• Source material:
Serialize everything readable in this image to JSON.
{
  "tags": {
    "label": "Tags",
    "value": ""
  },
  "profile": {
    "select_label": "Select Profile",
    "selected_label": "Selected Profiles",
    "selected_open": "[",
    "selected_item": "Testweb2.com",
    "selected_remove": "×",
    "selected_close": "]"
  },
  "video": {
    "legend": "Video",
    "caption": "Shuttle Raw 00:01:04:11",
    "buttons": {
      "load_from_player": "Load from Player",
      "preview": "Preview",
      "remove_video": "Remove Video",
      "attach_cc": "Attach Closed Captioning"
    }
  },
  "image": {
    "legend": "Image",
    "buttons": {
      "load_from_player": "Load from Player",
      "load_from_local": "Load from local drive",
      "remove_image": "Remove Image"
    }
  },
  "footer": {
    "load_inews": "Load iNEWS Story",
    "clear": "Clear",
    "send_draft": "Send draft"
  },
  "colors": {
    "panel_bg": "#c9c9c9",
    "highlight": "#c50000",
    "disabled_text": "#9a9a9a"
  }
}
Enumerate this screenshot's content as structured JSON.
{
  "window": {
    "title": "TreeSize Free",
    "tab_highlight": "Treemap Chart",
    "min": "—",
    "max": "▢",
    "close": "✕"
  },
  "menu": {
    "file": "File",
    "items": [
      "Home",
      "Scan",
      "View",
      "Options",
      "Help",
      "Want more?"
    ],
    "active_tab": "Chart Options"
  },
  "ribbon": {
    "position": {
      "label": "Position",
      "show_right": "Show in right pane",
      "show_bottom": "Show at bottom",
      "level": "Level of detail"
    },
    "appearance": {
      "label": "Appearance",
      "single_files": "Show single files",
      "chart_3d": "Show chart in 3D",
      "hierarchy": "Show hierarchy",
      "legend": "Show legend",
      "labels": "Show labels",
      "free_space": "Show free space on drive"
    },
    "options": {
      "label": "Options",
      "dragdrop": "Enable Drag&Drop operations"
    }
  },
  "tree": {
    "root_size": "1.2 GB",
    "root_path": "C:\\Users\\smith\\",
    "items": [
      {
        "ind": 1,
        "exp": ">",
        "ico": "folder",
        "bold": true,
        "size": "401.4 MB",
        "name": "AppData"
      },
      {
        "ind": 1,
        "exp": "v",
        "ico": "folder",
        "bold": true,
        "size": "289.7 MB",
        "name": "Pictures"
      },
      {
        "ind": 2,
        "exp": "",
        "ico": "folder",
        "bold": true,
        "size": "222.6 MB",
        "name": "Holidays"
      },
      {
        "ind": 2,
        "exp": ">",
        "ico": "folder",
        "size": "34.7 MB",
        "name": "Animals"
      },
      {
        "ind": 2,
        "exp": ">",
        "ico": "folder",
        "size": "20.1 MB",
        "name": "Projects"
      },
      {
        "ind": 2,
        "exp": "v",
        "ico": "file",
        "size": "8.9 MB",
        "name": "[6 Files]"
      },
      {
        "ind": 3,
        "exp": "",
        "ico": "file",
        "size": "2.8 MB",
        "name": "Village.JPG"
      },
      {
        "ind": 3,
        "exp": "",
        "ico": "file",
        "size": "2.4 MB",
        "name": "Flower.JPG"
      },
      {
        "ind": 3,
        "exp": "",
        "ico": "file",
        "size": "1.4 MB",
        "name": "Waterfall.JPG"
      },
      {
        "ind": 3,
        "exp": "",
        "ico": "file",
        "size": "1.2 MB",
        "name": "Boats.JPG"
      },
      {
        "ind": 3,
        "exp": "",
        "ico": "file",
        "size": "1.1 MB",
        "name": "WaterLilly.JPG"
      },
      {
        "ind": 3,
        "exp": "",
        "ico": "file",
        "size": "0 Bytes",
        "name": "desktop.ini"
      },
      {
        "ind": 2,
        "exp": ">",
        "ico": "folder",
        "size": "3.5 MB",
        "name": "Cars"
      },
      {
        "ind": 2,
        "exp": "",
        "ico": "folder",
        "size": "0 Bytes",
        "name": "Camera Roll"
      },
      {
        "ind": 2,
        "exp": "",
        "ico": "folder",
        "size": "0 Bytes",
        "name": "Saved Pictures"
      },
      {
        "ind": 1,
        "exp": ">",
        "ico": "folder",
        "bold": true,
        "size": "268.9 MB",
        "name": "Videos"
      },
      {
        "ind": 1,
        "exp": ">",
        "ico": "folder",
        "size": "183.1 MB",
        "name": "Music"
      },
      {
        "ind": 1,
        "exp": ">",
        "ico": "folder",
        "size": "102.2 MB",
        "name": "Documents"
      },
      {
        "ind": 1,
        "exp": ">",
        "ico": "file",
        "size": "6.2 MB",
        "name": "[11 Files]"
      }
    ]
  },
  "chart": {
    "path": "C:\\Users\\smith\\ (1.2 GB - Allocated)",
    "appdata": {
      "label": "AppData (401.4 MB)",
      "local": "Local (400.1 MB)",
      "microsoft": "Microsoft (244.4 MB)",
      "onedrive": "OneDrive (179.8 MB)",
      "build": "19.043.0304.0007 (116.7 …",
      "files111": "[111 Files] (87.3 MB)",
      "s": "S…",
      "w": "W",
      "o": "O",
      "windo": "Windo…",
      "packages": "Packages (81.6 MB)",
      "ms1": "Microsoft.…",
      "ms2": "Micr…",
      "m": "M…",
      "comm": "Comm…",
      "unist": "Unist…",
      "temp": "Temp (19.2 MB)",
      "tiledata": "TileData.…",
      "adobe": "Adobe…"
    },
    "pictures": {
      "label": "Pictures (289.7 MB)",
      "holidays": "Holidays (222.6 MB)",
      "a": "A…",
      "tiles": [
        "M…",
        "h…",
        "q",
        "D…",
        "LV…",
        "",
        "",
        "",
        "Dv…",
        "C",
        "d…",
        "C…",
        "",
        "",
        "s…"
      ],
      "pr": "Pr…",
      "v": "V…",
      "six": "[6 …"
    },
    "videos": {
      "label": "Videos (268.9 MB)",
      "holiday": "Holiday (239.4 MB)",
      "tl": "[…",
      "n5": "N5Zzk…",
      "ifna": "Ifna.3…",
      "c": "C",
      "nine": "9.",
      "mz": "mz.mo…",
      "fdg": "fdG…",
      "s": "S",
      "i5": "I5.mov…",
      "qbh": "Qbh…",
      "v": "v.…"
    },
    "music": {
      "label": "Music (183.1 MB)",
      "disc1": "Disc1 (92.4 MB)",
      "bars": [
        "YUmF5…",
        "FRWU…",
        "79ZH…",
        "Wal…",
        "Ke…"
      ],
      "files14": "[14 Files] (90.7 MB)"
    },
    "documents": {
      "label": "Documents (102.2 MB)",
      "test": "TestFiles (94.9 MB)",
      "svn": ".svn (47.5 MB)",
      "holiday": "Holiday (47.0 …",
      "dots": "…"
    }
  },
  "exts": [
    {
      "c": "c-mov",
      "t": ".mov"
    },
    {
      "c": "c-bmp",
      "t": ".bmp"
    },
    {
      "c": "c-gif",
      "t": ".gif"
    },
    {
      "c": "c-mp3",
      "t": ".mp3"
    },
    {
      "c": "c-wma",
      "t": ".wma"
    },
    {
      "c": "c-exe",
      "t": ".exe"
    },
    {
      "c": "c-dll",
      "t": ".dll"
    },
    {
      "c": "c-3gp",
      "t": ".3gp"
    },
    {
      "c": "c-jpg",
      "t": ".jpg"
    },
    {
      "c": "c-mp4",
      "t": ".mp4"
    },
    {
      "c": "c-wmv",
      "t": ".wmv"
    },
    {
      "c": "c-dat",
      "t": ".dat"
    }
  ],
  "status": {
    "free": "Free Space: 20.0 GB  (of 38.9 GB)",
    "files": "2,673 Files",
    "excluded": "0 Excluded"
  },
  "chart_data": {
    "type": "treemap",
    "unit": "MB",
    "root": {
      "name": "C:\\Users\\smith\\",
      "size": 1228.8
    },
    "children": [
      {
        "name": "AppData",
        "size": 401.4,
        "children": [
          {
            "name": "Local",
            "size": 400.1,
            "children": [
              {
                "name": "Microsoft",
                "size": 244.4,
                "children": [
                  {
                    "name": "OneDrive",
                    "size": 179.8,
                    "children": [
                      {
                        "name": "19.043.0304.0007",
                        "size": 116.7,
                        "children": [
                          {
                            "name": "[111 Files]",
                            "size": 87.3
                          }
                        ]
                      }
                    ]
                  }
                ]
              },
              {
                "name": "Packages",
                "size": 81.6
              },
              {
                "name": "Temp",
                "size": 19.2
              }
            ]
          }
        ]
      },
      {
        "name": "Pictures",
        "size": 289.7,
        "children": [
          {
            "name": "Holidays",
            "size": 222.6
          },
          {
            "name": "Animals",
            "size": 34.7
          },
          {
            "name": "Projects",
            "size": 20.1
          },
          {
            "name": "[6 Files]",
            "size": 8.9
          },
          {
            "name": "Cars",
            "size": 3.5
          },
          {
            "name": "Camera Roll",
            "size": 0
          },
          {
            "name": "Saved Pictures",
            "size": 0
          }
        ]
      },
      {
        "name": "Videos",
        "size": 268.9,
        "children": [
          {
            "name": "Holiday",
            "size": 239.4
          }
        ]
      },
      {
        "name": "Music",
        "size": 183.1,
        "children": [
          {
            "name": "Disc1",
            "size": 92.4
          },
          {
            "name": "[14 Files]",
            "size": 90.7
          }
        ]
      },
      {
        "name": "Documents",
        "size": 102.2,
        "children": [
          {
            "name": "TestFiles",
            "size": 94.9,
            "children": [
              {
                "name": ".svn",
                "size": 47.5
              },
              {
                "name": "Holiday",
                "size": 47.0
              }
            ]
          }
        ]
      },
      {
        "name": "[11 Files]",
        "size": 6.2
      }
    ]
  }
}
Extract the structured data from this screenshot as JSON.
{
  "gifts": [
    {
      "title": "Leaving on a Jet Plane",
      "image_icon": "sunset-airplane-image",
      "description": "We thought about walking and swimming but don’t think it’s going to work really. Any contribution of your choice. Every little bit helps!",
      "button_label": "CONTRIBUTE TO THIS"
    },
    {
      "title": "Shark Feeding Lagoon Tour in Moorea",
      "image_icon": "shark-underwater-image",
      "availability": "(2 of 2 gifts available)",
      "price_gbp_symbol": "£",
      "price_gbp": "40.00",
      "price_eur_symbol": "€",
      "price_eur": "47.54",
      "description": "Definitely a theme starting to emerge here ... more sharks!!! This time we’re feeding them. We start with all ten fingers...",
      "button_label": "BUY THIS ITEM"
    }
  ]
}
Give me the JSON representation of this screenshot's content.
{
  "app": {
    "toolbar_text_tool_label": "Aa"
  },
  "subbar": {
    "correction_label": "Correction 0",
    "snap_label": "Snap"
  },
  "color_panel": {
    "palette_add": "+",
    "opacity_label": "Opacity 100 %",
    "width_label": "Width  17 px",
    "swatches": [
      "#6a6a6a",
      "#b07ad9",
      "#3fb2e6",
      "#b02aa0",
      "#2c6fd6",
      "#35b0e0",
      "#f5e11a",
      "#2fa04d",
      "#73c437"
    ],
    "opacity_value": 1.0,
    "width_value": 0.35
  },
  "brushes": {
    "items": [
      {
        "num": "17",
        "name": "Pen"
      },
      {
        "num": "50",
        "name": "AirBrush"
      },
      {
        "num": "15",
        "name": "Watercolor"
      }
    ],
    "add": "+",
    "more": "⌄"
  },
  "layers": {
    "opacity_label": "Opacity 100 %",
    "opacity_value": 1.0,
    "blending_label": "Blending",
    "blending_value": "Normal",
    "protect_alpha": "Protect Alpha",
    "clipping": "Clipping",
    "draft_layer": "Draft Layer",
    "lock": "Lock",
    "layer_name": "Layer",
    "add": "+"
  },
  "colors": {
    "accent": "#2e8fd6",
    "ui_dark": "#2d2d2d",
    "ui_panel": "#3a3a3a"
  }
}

• Problem description:
Pull out every line of the records above that contains the word "Holidays".

• Response for this exercise:
        "name": "Holidays"
      "holidays": "Holidays (222.6 MB)",
            "name": "Holidays",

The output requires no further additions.